▸ Exercise aim: Pictures don't belong in the copy; print all the records exactly.

▸ Input material:

_ _ _ _ _

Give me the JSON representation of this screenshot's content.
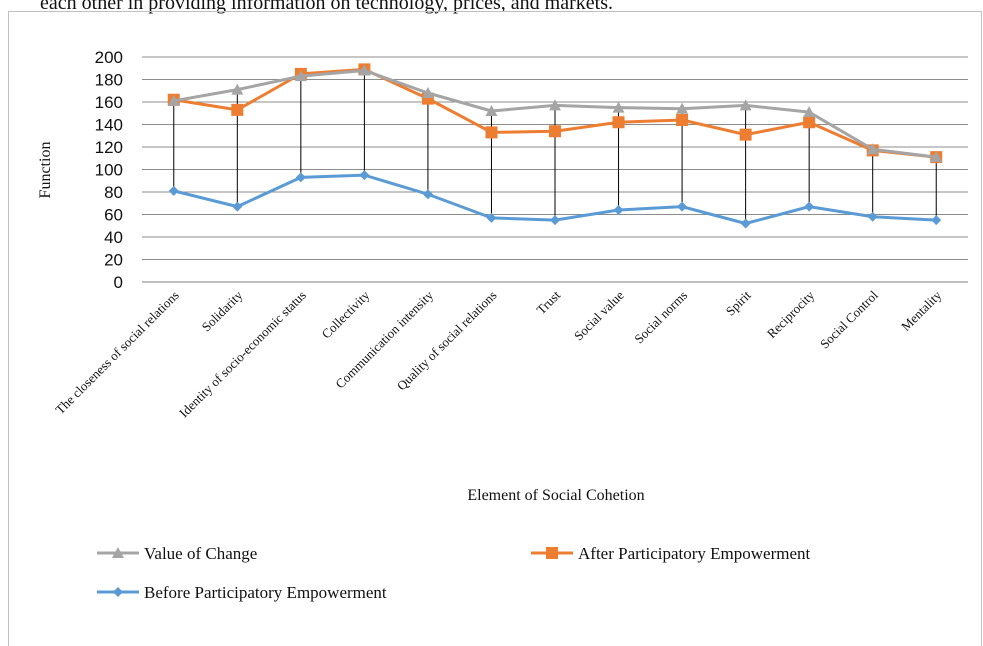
{
  "page": {
    "top_text": "each other in providing information on technology, prices, and markets."
  },
  "chart_data": {
    "type": "line",
    "title": "",
    "xlabel": "Element of Social Cohetion",
    "ylabel": "Function",
    "ylim": [
      0,
      200
    ],
    "yticks": [
      0,
      20,
      40,
      60,
      80,
      100,
      120,
      140,
      160,
      180,
      200
    ],
    "grid": true,
    "legend_position": "bottom",
    "categories": [
      "The closeness of social relations",
      "Solidarity",
      "Identity of socio-economic status",
      "Collectivity",
      "Communication intensity",
      "Quality of social relations",
      "Trust",
      "Social value",
      "Social norms",
      "Spirit",
      "Reciprocity",
      "Social Control",
      "Mentality"
    ],
    "series": [
      {
        "name": "Value of Change",
        "color": "#a5a5a5",
        "marker": "triangle",
        "values": [
          161,
          171,
          183,
          188,
          168,
          152,
          157,
          155,
          154,
          157,
          151,
          118,
          111
        ]
      },
      {
        "name": "After Participatory Empowerment",
        "color": "#ed7d31",
        "marker": "square",
        "values": [
          162,
          153,
          185,
          189,
          163,
          133,
          134,
          142,
          144,
          131,
          142,
          117,
          111
        ]
      },
      {
        "name": "Before Participatory Empowerment",
        "color": "#5b9bd5",
        "marker": "diamond",
        "values": [
          81,
          67,
          93,
          95,
          78,
          57,
          55,
          64,
          67,
          52,
          67,
          58,
          55
        ]
      }
    ],
    "drop_lines": true
  }
}
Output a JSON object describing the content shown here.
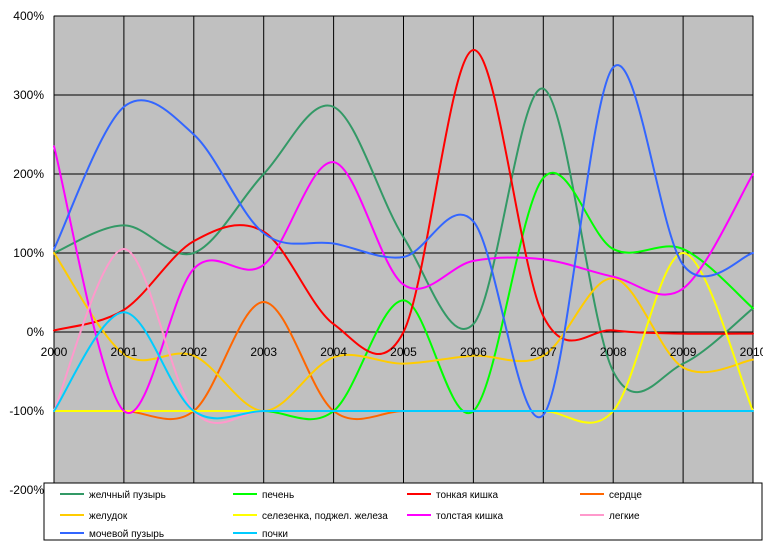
{
  "chart_data": {
    "type": "line",
    "title": "",
    "xlabel": "",
    "ylabel": "",
    "x": [
      "2000",
      "2001",
      "2002",
      "2003",
      "2004",
      "2005",
      "2006",
      "2007",
      "2008",
      "2009",
      "2010"
    ],
    "ylim": [
      -200,
      400
    ],
    "yticks": [
      -200,
      -100,
      0,
      100,
      200,
      300,
      400
    ],
    "ytick_labels": [
      "-200%",
      "-100%",
      "0%",
      "100%",
      "200%",
      "300%",
      "400%"
    ],
    "grid": true,
    "smooth": true,
    "plot_background": "#c0c0c0",
    "legend_position": "bottom",
    "series": [
      {
        "name": "желчный пузырь",
        "color": "#339966",
        "values": [
          100,
          135,
          100,
          200,
          285,
          120,
          10,
          308,
          -50,
          -40,
          30
        ]
      },
      {
        "name": "печень",
        "color": "#00ff00",
        "values": [
          -100,
          -100,
          -100,
          -100,
          -100,
          40,
          -100,
          195,
          105,
          105,
          30
        ]
      },
      {
        "name": "тонкая кишка",
        "color": "#ff0000",
        "values": [
          2,
          28,
          115,
          127,
          10,
          0,
          357,
          20,
          2,
          -2,
          -2
        ]
      },
      {
        "name": "сердце",
        "color": "#ff6600",
        "values": [
          -100,
          -100,
          -100,
          38,
          -100,
          -100,
          -100,
          -100,
          -100,
          -100,
          -100
        ]
      },
      {
        "name": "желудок",
        "color": "#ffcc00",
        "values": [
          100,
          -28,
          -30,
          -100,
          -32,
          -40,
          -30,
          -30,
          68,
          -45,
          -35
        ]
      },
      {
        "name": "селезенка, поджел. железа",
        "color": "#ffff00",
        "values": [
          -100,
          -100,
          -100,
          -100,
          -100,
          -100,
          -100,
          -100,
          -100,
          100,
          -100
        ]
      },
      {
        "name": "толстая кишка",
        "color": "#ff00ff",
        "values": [
          235,
          -100,
          80,
          85,
          215,
          60,
          90,
          92,
          70,
          55,
          200
        ]
      },
      {
        "name": "легкие",
        "color": "#ff99cc",
        "values": [
          -100,
          105,
          -100,
          -100,
          -100,
          -100,
          -100,
          -100,
          -100,
          -100,
          -100
        ]
      },
      {
        "name": "мочевой пузырь",
        "color": "#3366ff",
        "values": [
          105,
          285,
          250,
          125,
          112,
          95,
          140,
          -105,
          335,
          85,
          100
        ]
      },
      {
        "name": "почки",
        "color": "#00ccff",
        "values": [
          -100,
          25,
          -100,
          -100,
          -100,
          -100,
          -100,
          -100,
          -100,
          -100,
          -100
        ]
      }
    ]
  }
}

_ _ _ _ _

▸ Final answer:
Give me the JSON representation of this screenshot's content.
{
  "page": {
    "top_text": "each other in providing information on technology, prices, and markets."
  },
  "chart_data": {
    "type": "line",
    "title": "",
    "xlabel": "Element of Social Cohetion",
    "ylabel": "Function",
    "ylim": [
      0,
      200
    ],
    "yticks": [
      0,
      20,
      40,
      60,
      80,
      100,
      120,
      140,
      160,
      180,
      200
    ],
    "grid": true,
    "legend_position": "bottom",
    "categories": [
      "The closeness of social relations",
      "Solidarity",
      "Identity of socio-economic status",
      "Collectivity",
      "Communication intensity",
      "Quality of social relations",
      "Trust",
      "Social value",
      "Social norms",
      "Spirit",
      "Reciprocity",
      "Social Control",
      "Mentality"
    ],
    "series": [
      {
        "name": "Value of Change",
        "color": "#a5a5a5",
        "marker": "triangle",
        "values": [
          161,
          171,
          183,
          188,
          168,
          152,
          157,
          155,
          154,
          157,
          151,
          118,
          111
        ]
      },
      {
        "name": "After Participatory Empowerment",
        "color": "#ed7d31",
        "marker": "square",
        "values": [
          162,
          153,
          185,
          189,
          163,
          133,
          134,
          142,
          144,
          131,
          142,
          117,
          111
        ]
      },
      {
        "name": "Before Participatory Empowerment",
        "color": "#5b9bd5",
        "marker": "diamond",
        "values": [
          81,
          67,
          93,
          95,
          78,
          57,
          55,
          64,
          67,
          52,
          67,
          58,
          55
        ]
      }
    ],
    "drop_lines": true
  }
}
Output a JSON object describing the content shown here.
{
  "chart_data": {
    "type": "line",
    "title": "",
    "xlabel": "",
    "ylabel": "",
    "x": [
      "2000",
      "2001",
      "2002",
      "2003",
      "2004",
      "2005",
      "2006",
      "2007",
      "2008",
      "2009",
      "2010"
    ],
    "ylim": [
      -200,
      400
    ],
    "yticks": [
      -200,
      -100,
      0,
      100,
      200,
      300,
      400
    ],
    "ytick_labels": [
      "-200%",
      "-100%",
      "0%",
      "100%",
      "200%",
      "300%",
      "400%"
    ],
    "grid": true,
    "smooth": true,
    "plot_background": "#c0c0c0",
    "legend_position": "bottom",
    "series": [
      {
        "name": "желчный пузырь",
        "color": "#339966",
        "values": [
          100,
          135,
          100,
          200,
          285,
          120,
          10,
          308,
          -50,
          -40,
          30
        ]
      },
      {
        "name": "печень",
        "color": "#00ff00",
        "values": [
          -100,
          -100,
          -100,
          -100,
          -100,
          40,
          -100,
          195,
          105,
          105,
          30
        ]
      },
      {
        "name": "тонкая кишка",
        "color": "#ff0000",
        "values": [
          2,
          28,
          115,
          127,
          10,
          0,
          357,
          20,
          2,
          -2,
          -2
        ]
      },
      {
        "name": "сердце",
        "color": "#ff6600",
        "values": [
          -100,
          -100,
          -100,
          38,
          -100,
          -100,
          -100,
          -100,
          -100,
          -100,
          -100
        ]
      },
      {
        "name": "желудок",
        "color": "#ffcc00",
        "values": [
          100,
          -28,
          -30,
          -100,
          -32,
          -40,
          -30,
          -30,
          68,
          -45,
          -35
        ]
      },
      {
        "name": "селезенка, поджел. железа",
        "color": "#ffff00",
        "values": [
          -100,
          -100,
          -100,
          -100,
          -100,
          -100,
          -100,
          -100,
          -100,
          100,
          -100
        ]
      },
      {
        "name": "толстая кишка",
        "color": "#ff00ff",
        "values": [
          235,
          -100,
          80,
          85,
          215,
          60,
          90,
          92,
          70,
          55,
          200
        ]
      },
      {
        "name": "легкие",
        "color": "#ff99cc",
        "values": [
          -100,
          105,
          -100,
          -100,
          -100,
          -100,
          -100,
          -100,
          -100,
          -100,
          -100
        ]
      },
      {
        "name": "мочевой пузырь",
        "color": "#3366ff",
        "values": [
          105,
          285,
          250,
          125,
          112,
          95,
          140,
          -105,
          335,
          85,
          100
        ]
      },
      {
        "name": "почки",
        "color": "#00ccff",
        "values": [
          -100,
          25,
          -100,
          -100,
          -100,
          -100,
          -100,
          -100,
          -100,
          -100,
          -100
        ]
      }
    ]
  }
}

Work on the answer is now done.